## BEGIN Records for processing

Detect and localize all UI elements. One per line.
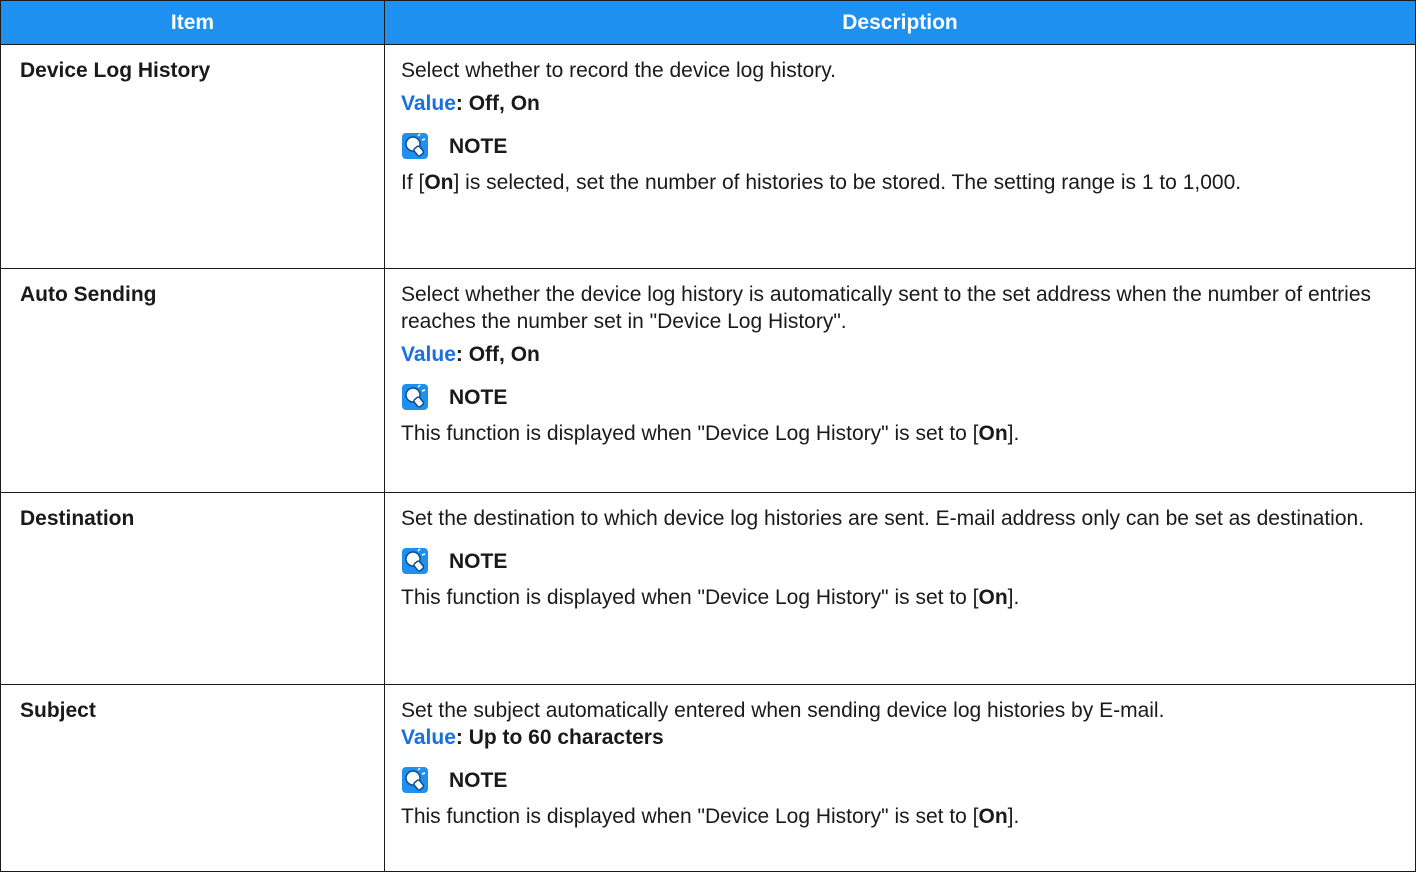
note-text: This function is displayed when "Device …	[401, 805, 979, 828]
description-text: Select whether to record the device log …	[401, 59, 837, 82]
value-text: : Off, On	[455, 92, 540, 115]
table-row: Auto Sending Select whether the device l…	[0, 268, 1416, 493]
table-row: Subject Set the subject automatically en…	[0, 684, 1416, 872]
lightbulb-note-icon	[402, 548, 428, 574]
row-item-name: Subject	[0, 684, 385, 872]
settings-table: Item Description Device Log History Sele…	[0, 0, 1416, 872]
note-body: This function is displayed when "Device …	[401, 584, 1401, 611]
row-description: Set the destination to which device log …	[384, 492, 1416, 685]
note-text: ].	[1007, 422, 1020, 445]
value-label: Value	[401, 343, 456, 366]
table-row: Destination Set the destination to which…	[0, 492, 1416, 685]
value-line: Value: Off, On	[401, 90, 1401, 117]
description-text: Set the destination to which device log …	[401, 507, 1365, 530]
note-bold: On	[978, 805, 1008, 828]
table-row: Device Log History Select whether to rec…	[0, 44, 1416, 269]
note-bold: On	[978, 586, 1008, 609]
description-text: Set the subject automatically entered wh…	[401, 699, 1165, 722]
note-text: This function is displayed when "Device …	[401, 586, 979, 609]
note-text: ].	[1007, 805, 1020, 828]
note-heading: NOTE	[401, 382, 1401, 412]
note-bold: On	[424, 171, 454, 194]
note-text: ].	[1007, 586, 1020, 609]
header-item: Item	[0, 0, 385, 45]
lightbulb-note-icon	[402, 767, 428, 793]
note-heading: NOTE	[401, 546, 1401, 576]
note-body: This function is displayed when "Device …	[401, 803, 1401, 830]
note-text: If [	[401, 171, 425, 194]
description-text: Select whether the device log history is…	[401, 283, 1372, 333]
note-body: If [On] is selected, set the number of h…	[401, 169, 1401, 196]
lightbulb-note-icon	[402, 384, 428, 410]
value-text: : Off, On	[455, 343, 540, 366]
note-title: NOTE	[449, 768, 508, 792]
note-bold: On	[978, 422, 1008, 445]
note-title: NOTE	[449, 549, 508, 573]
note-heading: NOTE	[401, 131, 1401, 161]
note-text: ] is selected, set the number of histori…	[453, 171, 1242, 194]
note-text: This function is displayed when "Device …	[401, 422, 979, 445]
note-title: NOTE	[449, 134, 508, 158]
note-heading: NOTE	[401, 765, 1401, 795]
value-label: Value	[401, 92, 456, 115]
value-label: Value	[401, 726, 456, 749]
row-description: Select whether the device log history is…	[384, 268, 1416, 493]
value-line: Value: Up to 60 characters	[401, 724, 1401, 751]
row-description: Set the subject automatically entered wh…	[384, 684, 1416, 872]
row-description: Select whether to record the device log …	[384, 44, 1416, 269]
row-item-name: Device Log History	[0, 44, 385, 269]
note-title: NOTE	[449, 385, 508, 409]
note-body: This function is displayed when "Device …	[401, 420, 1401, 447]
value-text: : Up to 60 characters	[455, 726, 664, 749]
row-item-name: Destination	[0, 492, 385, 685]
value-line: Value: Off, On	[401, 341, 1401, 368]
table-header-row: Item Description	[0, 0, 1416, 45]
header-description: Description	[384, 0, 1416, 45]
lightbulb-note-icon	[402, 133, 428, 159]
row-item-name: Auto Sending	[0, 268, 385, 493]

## END Records for processing
## BEGIN Records for processing

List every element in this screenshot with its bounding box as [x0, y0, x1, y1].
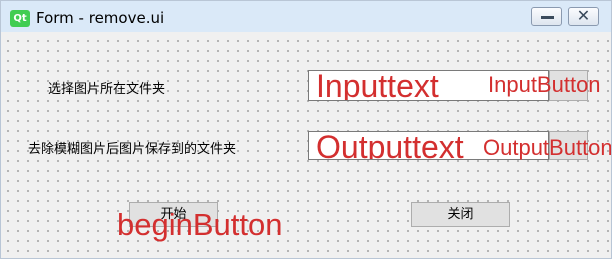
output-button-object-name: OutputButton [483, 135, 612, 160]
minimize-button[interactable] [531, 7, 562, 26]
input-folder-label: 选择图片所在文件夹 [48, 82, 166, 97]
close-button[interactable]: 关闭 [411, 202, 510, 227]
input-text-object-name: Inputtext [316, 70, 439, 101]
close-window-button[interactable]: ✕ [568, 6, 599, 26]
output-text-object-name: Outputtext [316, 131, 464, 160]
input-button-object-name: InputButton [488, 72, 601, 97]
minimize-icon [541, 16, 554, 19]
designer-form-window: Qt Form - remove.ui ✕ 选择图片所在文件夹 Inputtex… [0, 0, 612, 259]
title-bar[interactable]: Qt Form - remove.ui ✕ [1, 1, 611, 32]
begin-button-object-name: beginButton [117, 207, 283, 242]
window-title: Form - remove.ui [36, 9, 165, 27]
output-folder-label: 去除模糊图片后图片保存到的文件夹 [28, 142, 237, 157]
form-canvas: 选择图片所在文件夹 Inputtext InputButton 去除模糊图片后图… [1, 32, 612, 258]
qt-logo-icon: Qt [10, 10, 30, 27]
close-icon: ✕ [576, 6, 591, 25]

## END Records for processing
## BEGIN Records for processing

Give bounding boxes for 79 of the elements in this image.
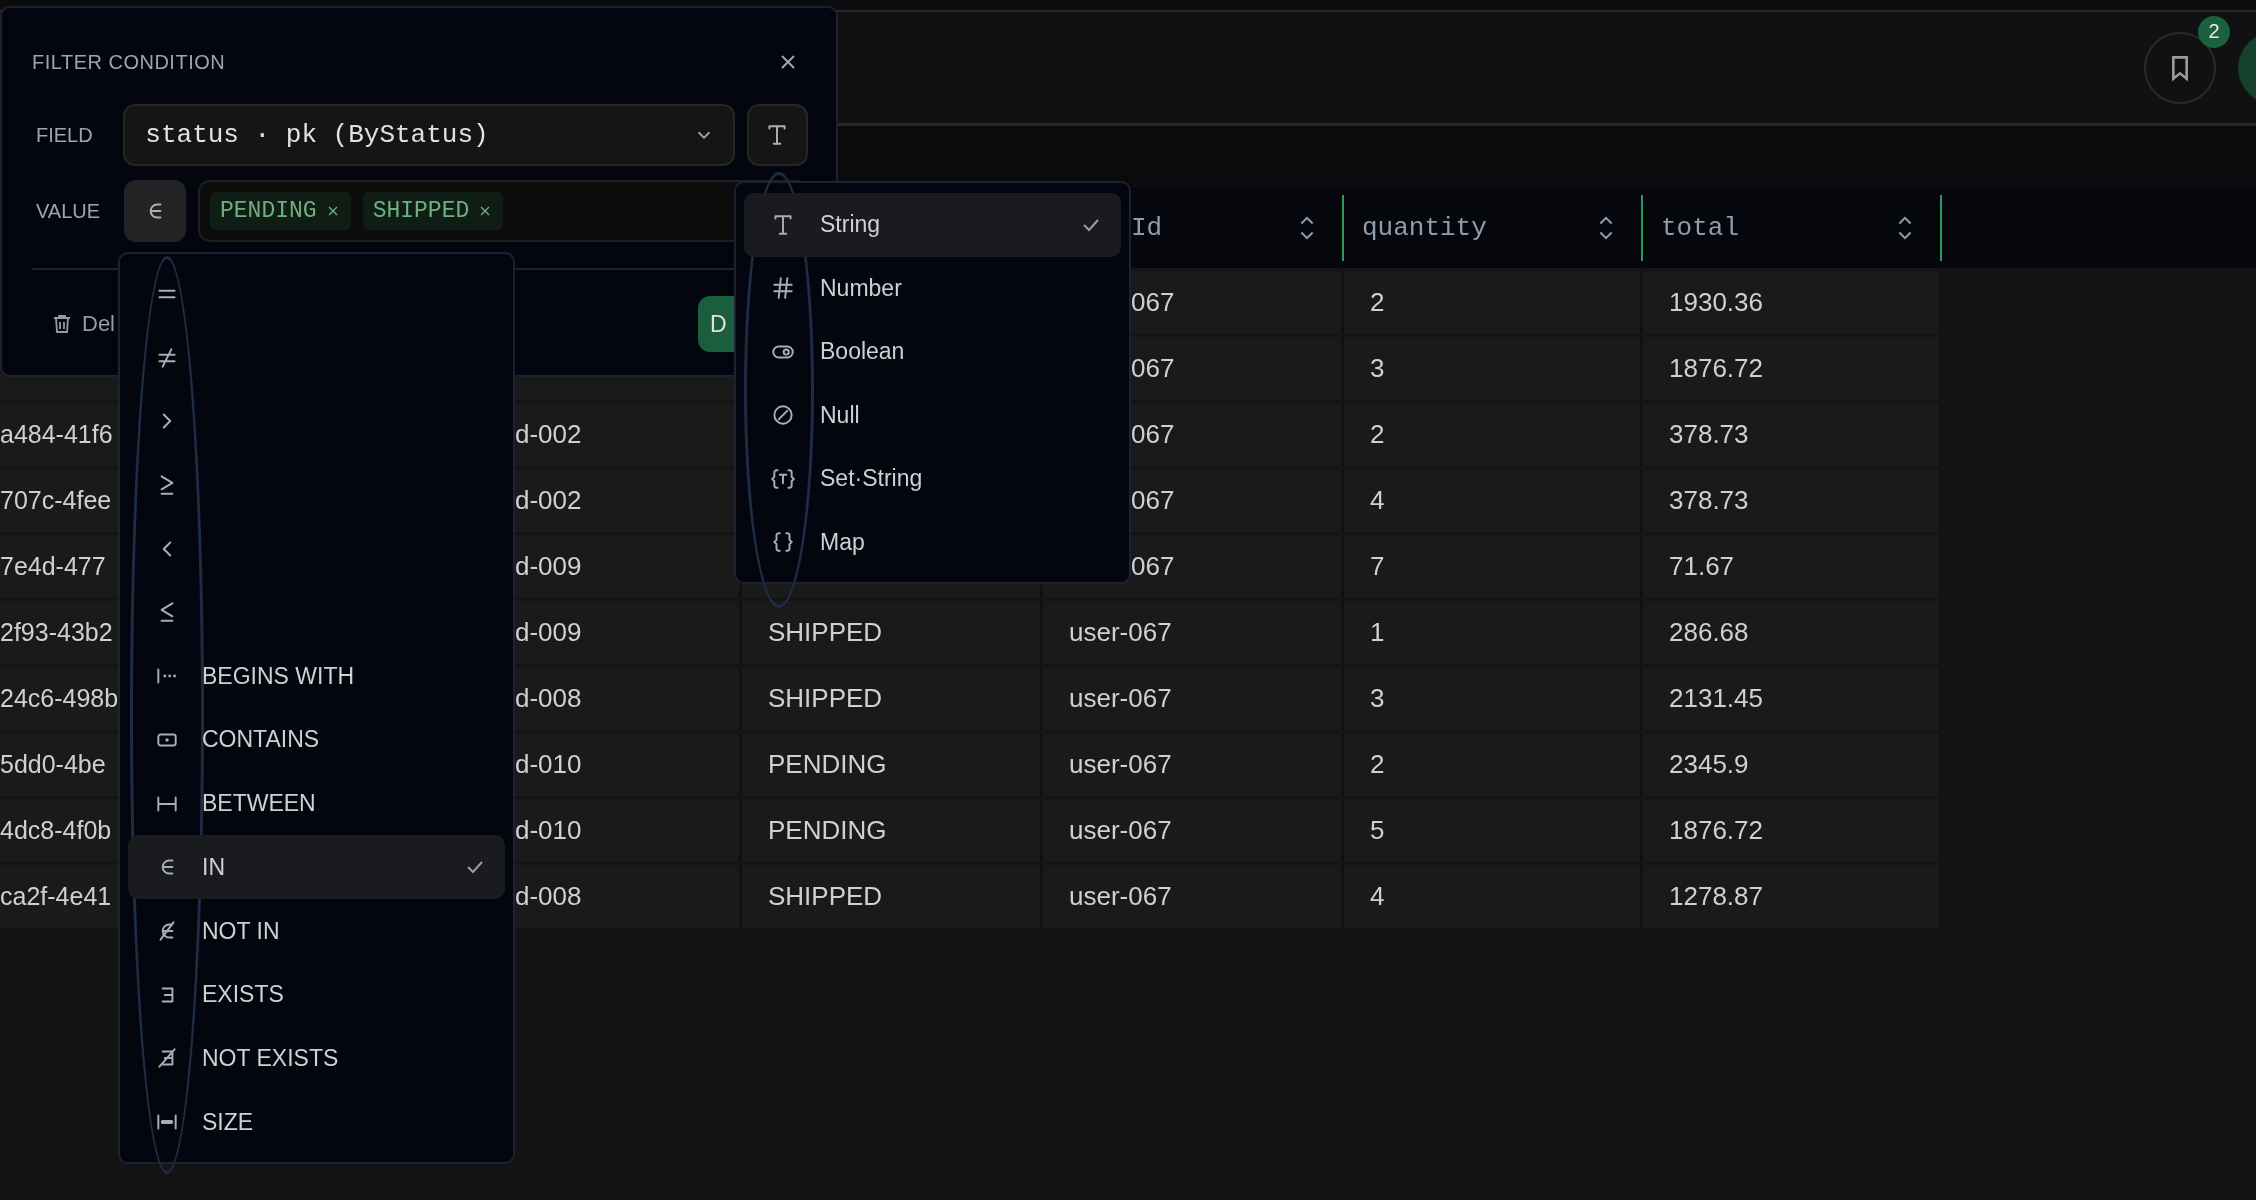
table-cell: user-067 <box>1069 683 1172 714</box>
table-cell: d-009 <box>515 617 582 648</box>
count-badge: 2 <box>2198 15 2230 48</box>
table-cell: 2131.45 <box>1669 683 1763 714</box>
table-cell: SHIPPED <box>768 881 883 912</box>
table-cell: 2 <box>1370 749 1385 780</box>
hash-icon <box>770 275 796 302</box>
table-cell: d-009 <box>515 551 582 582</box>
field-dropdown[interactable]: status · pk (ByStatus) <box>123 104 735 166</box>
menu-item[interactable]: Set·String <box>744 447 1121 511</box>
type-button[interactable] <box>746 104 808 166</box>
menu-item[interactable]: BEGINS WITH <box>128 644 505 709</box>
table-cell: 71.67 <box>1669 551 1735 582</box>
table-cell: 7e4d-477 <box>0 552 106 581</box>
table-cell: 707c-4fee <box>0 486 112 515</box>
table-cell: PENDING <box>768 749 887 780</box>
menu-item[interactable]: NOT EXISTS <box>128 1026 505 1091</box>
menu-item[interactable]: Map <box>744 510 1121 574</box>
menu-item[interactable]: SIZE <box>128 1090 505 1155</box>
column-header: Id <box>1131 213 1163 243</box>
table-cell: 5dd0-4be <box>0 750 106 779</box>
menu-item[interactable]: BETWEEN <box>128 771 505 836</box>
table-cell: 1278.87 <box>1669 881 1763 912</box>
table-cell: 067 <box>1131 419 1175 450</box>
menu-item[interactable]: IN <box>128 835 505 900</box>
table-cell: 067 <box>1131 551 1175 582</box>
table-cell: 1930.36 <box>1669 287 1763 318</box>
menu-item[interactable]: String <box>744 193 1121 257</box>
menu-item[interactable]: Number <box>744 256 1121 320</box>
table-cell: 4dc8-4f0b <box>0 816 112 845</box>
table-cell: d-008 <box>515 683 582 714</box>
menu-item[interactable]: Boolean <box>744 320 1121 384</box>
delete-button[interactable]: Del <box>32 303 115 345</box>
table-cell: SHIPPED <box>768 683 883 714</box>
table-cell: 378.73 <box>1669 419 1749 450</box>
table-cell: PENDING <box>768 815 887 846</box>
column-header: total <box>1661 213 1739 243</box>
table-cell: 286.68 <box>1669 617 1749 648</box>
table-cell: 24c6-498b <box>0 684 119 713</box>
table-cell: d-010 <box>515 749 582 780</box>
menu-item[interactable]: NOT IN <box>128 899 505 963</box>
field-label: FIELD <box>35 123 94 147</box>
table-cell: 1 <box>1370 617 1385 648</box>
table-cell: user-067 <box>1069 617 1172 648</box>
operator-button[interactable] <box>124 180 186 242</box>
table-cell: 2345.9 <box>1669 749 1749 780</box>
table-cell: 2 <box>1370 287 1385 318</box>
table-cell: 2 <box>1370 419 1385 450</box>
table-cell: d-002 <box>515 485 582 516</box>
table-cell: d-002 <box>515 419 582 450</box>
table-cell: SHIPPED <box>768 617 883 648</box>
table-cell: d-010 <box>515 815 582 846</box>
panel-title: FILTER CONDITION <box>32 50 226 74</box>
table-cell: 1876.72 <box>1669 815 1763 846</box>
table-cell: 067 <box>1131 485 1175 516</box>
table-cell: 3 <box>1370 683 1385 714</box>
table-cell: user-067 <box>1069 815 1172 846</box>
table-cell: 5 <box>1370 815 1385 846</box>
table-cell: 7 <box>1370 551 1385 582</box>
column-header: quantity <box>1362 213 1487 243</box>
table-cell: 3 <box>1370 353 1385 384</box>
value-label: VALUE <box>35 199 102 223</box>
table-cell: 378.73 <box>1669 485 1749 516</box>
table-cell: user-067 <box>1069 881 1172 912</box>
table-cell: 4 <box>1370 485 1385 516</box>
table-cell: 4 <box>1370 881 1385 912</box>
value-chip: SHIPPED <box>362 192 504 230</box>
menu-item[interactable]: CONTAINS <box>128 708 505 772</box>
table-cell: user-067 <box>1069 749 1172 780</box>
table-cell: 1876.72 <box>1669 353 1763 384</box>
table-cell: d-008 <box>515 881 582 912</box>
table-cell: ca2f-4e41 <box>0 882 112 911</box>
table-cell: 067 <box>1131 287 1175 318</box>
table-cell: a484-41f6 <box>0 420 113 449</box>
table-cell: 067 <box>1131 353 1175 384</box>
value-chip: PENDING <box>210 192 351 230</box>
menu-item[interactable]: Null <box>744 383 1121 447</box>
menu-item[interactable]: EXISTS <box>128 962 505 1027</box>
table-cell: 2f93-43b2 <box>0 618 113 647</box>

## END Records for processing

Stated exercise. Rename "menu-item" to "dropdown-option" throughout everything from "table-cell: user-067 <box>1069 683" down to "menu-item[interactable]: String <box>744", and write out only those lines again with nothing else changed.

Exercise output.
table-cell: user-067 <box>1069 683 1172 714</box>
table-cell: d-009 <box>515 617 582 648</box>
count-badge: 2 <box>2198 15 2230 48</box>
table-cell: 2131.45 <box>1669 683 1763 714</box>
table-cell: SHIPPED <box>768 881 883 912</box>
table-cell: 2 <box>1370 749 1385 780</box>
hash-icon <box>770 275 796 302</box>
table-cell: d-009 <box>515 551 582 582</box>
field-dropdown[interactable]: status · pk (ByStatus) <box>123 104 735 166</box>
dropdown-option[interactable]: Set·String <box>744 447 1121 511</box>
type-button[interactable] <box>746 104 808 166</box>
dropdown-option[interactable]: BEGINS WITH <box>128 644 505 709</box>
table-cell: 71.67 <box>1669 551 1735 582</box>
table-cell: 7e4d-477 <box>0 552 106 581</box>
table-cell: 707c-4fee <box>0 486 112 515</box>
table-cell: PENDING <box>768 749 887 780</box>
dropdown-option[interactable]: NOT EXISTS <box>128 1026 505 1091</box>
dropdown-option[interactable]: Map <box>744 510 1121 574</box>
dropdown-option[interactable]: SIZE <box>128 1090 505 1155</box>
column-header: Id <box>1131 213 1163 243</box>
table-cell: 5dd0-4be <box>0 750 106 779</box>
dropdown-option[interactable]: BETWEEN <box>128 771 505 836</box>
table-cell: 1278.87 <box>1669 881 1763 912</box>
table-cell: 067 <box>1131 419 1175 450</box>
dropdown-option[interactable]: IN <box>128 835 505 900</box>
table-cell: 067 <box>1131 551 1175 582</box>
table-cell: 1930.36 <box>1669 287 1763 318</box>
dropdown-option[interactable]: String <box>744 193 1121 257</box>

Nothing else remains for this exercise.